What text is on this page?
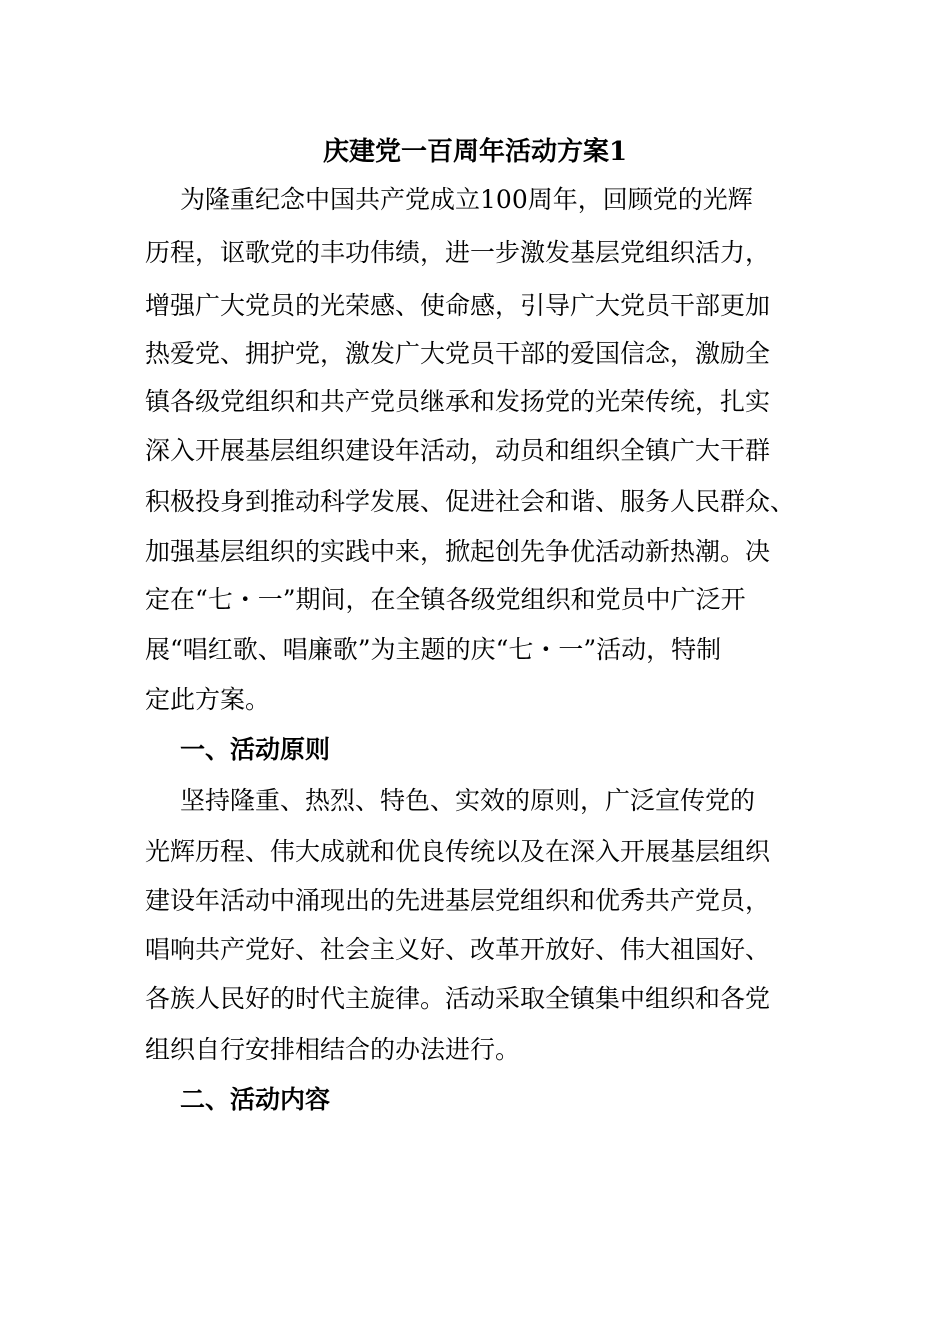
庆建党一百周年活动方案1
为隆重纪念中国共产党成立100周年，回顾党的光辉
历程，讴歌党的丰功伟绩，进一步激发基层党组织活力，
增强广大党员的光荣感、使命感，引导广大党员干部更加
热爱党、拥护党，激发广大党员干部的爱国信念，激励全
镇各级党组织和共产党员继承和发扬党的光荣传统，扎实
深入开展基层组织建设年活动，动员和组织全镇广大干群
积极投身到推动科学发展、促进社会和谐、服务人民群众、
加强基层组织的实践中来，掀起创先争优活动新热潮。决
定在“七・一”期间，在全镇各级党组织和党员中广泛开
展“唱红歌、唱廉歌”为主题的庆“七・一”活动，特制
定此方案。
一、活动原则
坚持隆重、热烈、特色、实效的原则，广泛宣传党的
光辉历程、伟大成就和优良传统以及在深入开展基层组织
建设年活动中涌现出的先进基层党组织和优秀共产党员，
唱响共产党好、社会主义好、改革开放好、伟大祖国好、
各族人民好的时代主旋律。活动采取全镇集中组织和各党
组织自行安排相结合的办法进行。
二、活动内容
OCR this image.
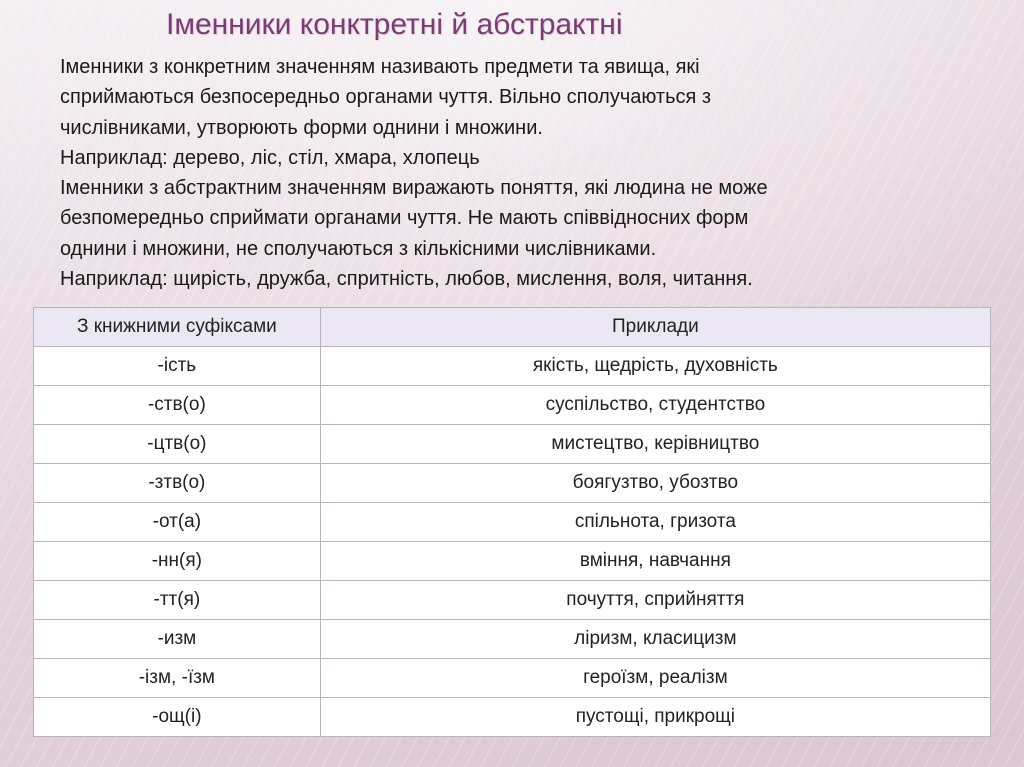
Іменники конктретні й абстрактні
Іменники з конкретним значенням називають предмети та явища, які
сприймаються безпосередньо органами чуття. Вільно сполучаються з
числівниками, утворюють форми однини і множини.
Наприклад: дерево, ліс, стіл, хмара, хлопець
Іменники з абстрактним значенням виражають поняття, які людина не може
безпомередньо сприймати органами чуття. Не мають співвідносних форм
однини і множини, не сполучаються з кількісними числівниками.
Наприклад: щирість, дружба, спритність, любов, мислення, воля, читання.
З книжними суфіксами	Приклади
-ість	якість, щедрість, духовність
-ств(о)	суспільство, студентство
-цтв(о)	мистецтво, керівництво
-зтв(о)	боягузтво, убозтво
-от(а)	спільнота, гризота
-нн(я)	вміння, навчання
-тт(я)	почуття, сприйняття
-изм	ліризм, класицизм
-ізм, -їзм	героїзм, реалізм
-ощ(і)	пустощі, прикрощі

★ ★ ★ ★ ★ ★ ★

▶ _TASK INSTRUCTIONS_
Return from the data every line that holds "сполучаються".

▶ _EXPECTED OUTPUT_
сприймаються безпосередньо органами чуття. Вільно сполучаються з
однини і множини, не сполучаються з кількісними числівниками.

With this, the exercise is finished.